▸ Short task 1
Decide whether each statement agrees with the patch description that follows, answering yes or no and quoting the words of the text that settle it: (a) The change fixes actual bugs. (b) get_order() is optimized with the "clz" instruction. (c) Eleven files are changed.

From c745a8a11fa1df6078bfc61fc29492ed43f71c2b Mon Sep 17 00:00:00 2001
From: Chris Metcalf <cmetcalf@tilera.com>
Date: Fri, 13 Aug 2010 08:52:19 -0400
Subject: arch/tile: Various cleanups.

This change rolls up random cleanups not representing any actual bugs.

- Remove a stale CONFIG_ value from the default tile_defconfig
- Remove unused tns_atomic_xxx() family of methods from <asm/atomic.h>
- Optimize get_order() using Tile's "clz" instruction
- Fix a bad hypervisor upcall name (not currently used in Linux anyway)
- Use __copy_in_user_inatomic() name for consistency, and export it
- Export some additional hypervisor driver I/O upcalls and some homecache calls
- Remove the obfuscating MEMCPY_TEST_WH64 support code
- Other stray comment cleanups, #if 0 removal, etc.

Signed-off-by: Chris Metcalf <cmetcalf@tilera.com>
---
 arch/tile/configs/tile_defconfig  |  1 -
 arch/tile/include/asm/atomic_32.h | 37 -------------------------------------
 arch/tile/include/asm/page.h      |  6 +++++-
 arch/tile/include/asm/uaccess.h   |  4 ++--
 arch/tile/include/hv/hypervisor.h |  8 ++++----
 arch/tile/lib/Makefile            |  4 +++-
 arch/tile/lib/exports.c           | 16 +++++++++++-----
 arch/tile/lib/memcpy_32.S         | 20 ++++----------------
 arch/tile/lib/memset_32.c         | 25 -------------------------
 arch/tile/mm/fault.c              |  8 ++++++++
 arch/tile/mm/homecache.c          |  3 +++
 11 files changed, 40 insertions(+), 92 deletions(-)

▸ Short task 2
Please reproduce the lines of the listing below from the line with "x-tick-label: 1 [170,322,182,345]" to the line with "ticks [91,12,512,319]", both included.

▸ Boxed element listing
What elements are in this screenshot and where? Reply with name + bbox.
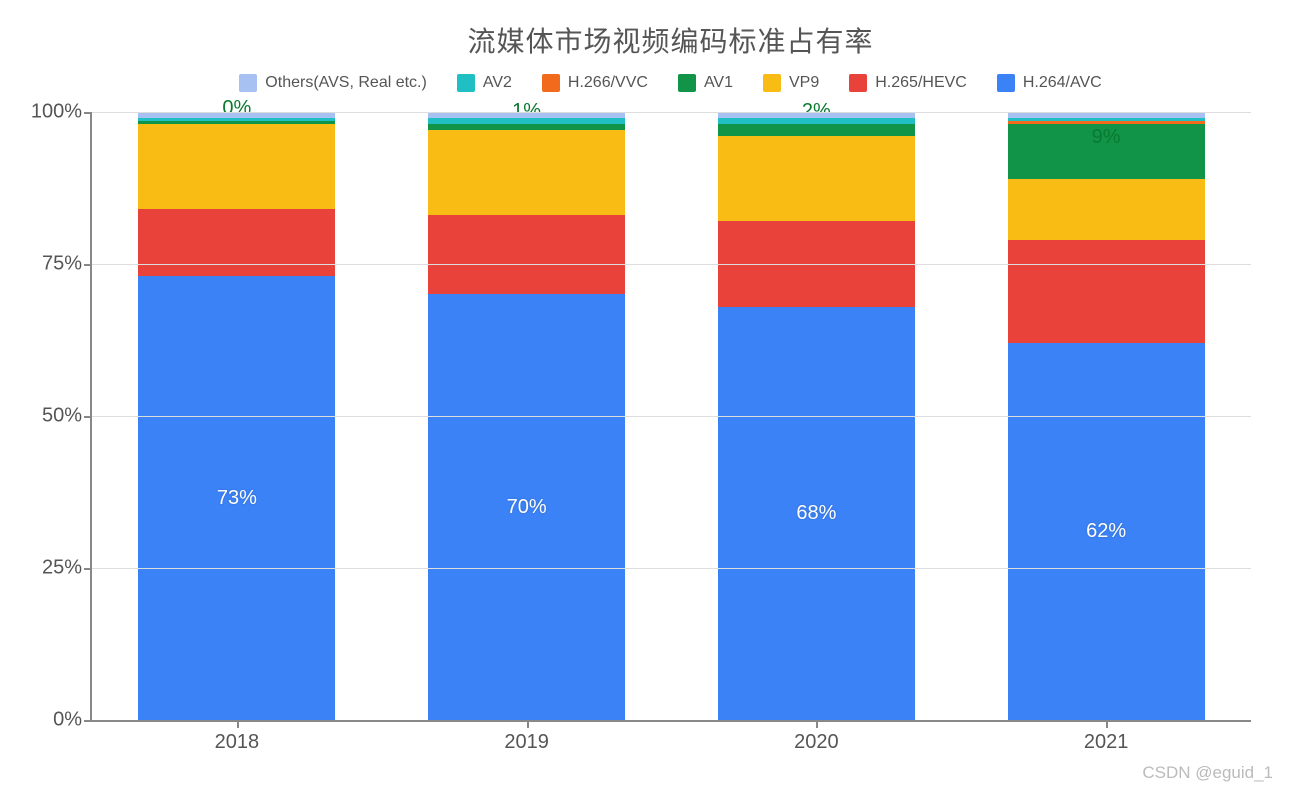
bar-segment-vp9: [138, 124, 335, 209]
legend-swatch: [542, 74, 560, 92]
x-tick-label: 2021: [1084, 731, 1129, 754]
y-tick-label: 50%: [27, 405, 82, 428]
bar-segment-av1: 0%: [138, 121, 335, 124]
bar-segment-av2: [1008, 118, 1205, 121]
chart-container: 流媒体市场视频编码标准占有率 Others(AVS, Real etc.) AV2…: [0, 0, 1291, 801]
bar-segment-h264: 70%: [428, 294, 625, 720]
legend-swatch: [997, 74, 1015, 92]
x-tick-mark: [816, 720, 818, 728]
bar-segment-h265: [1008, 240, 1205, 343]
bar-segment-av2: [428, 118, 625, 124]
bar-segment-vp9: [428, 130, 625, 215]
bar-segment-h265: [138, 209, 335, 276]
legend-label: AV2: [483, 74, 512, 92]
bar-segment-av1: 2%: [718, 124, 915, 136]
bar-segment-label: 62%: [1086, 520, 1126, 543]
y-tick-label: 25%: [27, 557, 82, 580]
legend-swatch: [849, 74, 867, 92]
legend-label: H.264/AVC: [1023, 74, 1102, 92]
gridline: [92, 264, 1251, 265]
bar-segment-label: 68%: [796, 502, 836, 525]
gridline: [92, 416, 1251, 417]
gridline: [92, 568, 1251, 569]
watermark: CSDN @eguid_1: [1142, 763, 1273, 783]
x-tick-mark: [527, 720, 529, 728]
y-tick-mark: [84, 112, 92, 114]
y-tick-mark: [84, 264, 92, 266]
legend-item-h266[interactable]: H.266/VVC: [542, 74, 648, 92]
legend-label: H.265/HEVC: [875, 74, 967, 92]
bar-segment-vp9: [1008, 179, 1205, 240]
bar-segment-h264: 68%: [718, 307, 915, 720]
x-tick-label: 2018: [215, 731, 260, 754]
legend-item-h265[interactable]: H.265/HEVC: [849, 74, 967, 92]
legend-label: Others(AVS, Real etc.): [265, 74, 427, 92]
y-tick-label: 75%: [27, 253, 82, 276]
x-tick-label: 2020: [794, 731, 839, 754]
legend-swatch: [678, 74, 696, 92]
legend-swatch: [239, 74, 257, 92]
bar-segment-h264: 73%: [138, 276, 335, 720]
bar-segment-av2: [138, 118, 335, 121]
x-tick-label: 2019: [504, 731, 549, 754]
y-tick-label: 0%: [27, 709, 82, 732]
legend-item-av1[interactable]: AV1: [678, 74, 733, 92]
y-tick-mark: [84, 720, 92, 722]
bar-segment-av1: 1%: [428, 124, 625, 130]
bar-segment-label: 9%: [1092, 126, 1121, 149]
y-tick-mark: [84, 416, 92, 418]
bar-segment-h264: 62%: [1008, 343, 1205, 720]
legend-label: VP9: [789, 74, 819, 92]
plot-area: 73%0%201870%1%201968%2%202062%9%2021 0%2…: [90, 112, 1251, 722]
legend-item-h264[interactable]: H.264/AVC: [997, 74, 1102, 92]
y-tick-mark: [84, 568, 92, 570]
y-tick-label: 100%: [27, 101, 82, 124]
bar-segment-h265: [428, 215, 625, 294]
legend-item-vp9[interactable]: VP9: [763, 74, 819, 92]
chart-title: 流媒体市场视频编码标准占有率: [90, 20, 1251, 60]
x-tick-mark: [237, 720, 239, 728]
legend-swatch: [457, 74, 475, 92]
gridline: [92, 112, 1251, 113]
bar-segment-av2: [718, 118, 915, 124]
bar-segment-label: 70%: [507, 496, 547, 519]
legend-swatch: [763, 74, 781, 92]
legend-label: H.266/VVC: [568, 74, 648, 92]
bar-segment-label: 73%: [217, 487, 257, 510]
legend-item-others[interactable]: Others(AVS, Real etc.): [239, 74, 427, 92]
bar-segment-vp9: [718, 136, 915, 221]
legend-label: AV1: [704, 74, 733, 92]
legend-item-av2[interactable]: AV2: [457, 74, 512, 92]
legend: Others(AVS, Real etc.) AV2 H.266/VVC AV1 VP9…: [90, 74, 1251, 92]
bar-segment-av1: 9%: [1008, 124, 1205, 179]
bar-segment-h266: [1008, 121, 1205, 124]
x-tick-mark: [1106, 720, 1108, 728]
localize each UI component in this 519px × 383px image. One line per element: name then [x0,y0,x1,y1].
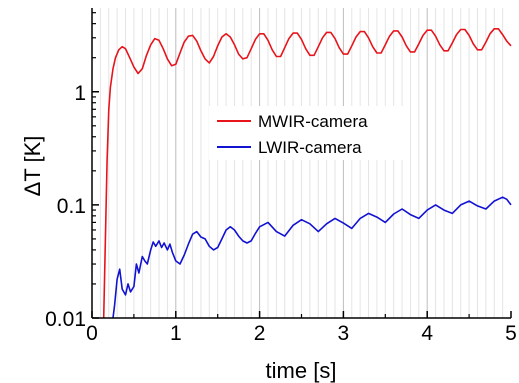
x-tick-label: 1 [170,322,182,345]
legend: MWIR-camera LWIR-camera [209,106,408,160]
x-axis-label: time [s] [266,358,337,383]
legend-box [209,106,408,160]
y-tick-label: 1 [74,82,86,105]
series-layer [102,27,512,319]
tick-labels: 0 1 2 3 4 5 0.01 0.1 1 [45,82,517,345]
legend-label-lwir: LWIR-camera [258,138,362,157]
legend-label-mwir: MWIR-camera [258,112,368,131]
x-tick-label: 4 [421,322,433,345]
x-tick-label: 0 [86,322,98,345]
x-tick-label: 5 [505,322,517,345]
ticks [91,12,512,319]
series-line-lwir [112,196,512,319]
y-axis-label: ΔT [K] [20,136,45,197]
x-tick-label: 2 [254,322,266,345]
grid [99,8,504,318]
y-tick-label: 0.1 [57,195,86,218]
x-tick-label: 3 [338,322,350,345]
y-tick-label: 0.01 [45,308,86,331]
series-line-mwir [102,27,512,319]
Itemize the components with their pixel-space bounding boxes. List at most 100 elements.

▸ Written response 1
(a) No: "This change rolls up random cleanups not representing any actual bugs."
(b) Yes: "Optimize get_order() using Tile's "clz" instruction"
(c) Yes: "11 files changed, 40 insertions(+), 92 deletions(-)"

▸ Written response 2
x-tick-label: 1 [170,322,182,345]
legend: MWIR-camera LWIR-camera [209,106,408,160]
x-axis-label: time [s] [266,358,337,383]
legend-box [209,106,408,160]
y-tick-label: 1 [74,82,86,105]
series-layer [102,27,512,319]
tick-labels: 0 1 2 3 4 5 0.01 0.1 1 [45,82,517,345]
legend-label-lwir: LWIR-camera [258,138,362,157]
legend-label-mwir: MWIR-camera [258,112,368,131]
x-tick-label: 4 [421,322,433,345]
x-tick-label: 0 [86,322,98,345]
x-tick-label: 5 [505,322,517,345]
ticks [91,12,512,319]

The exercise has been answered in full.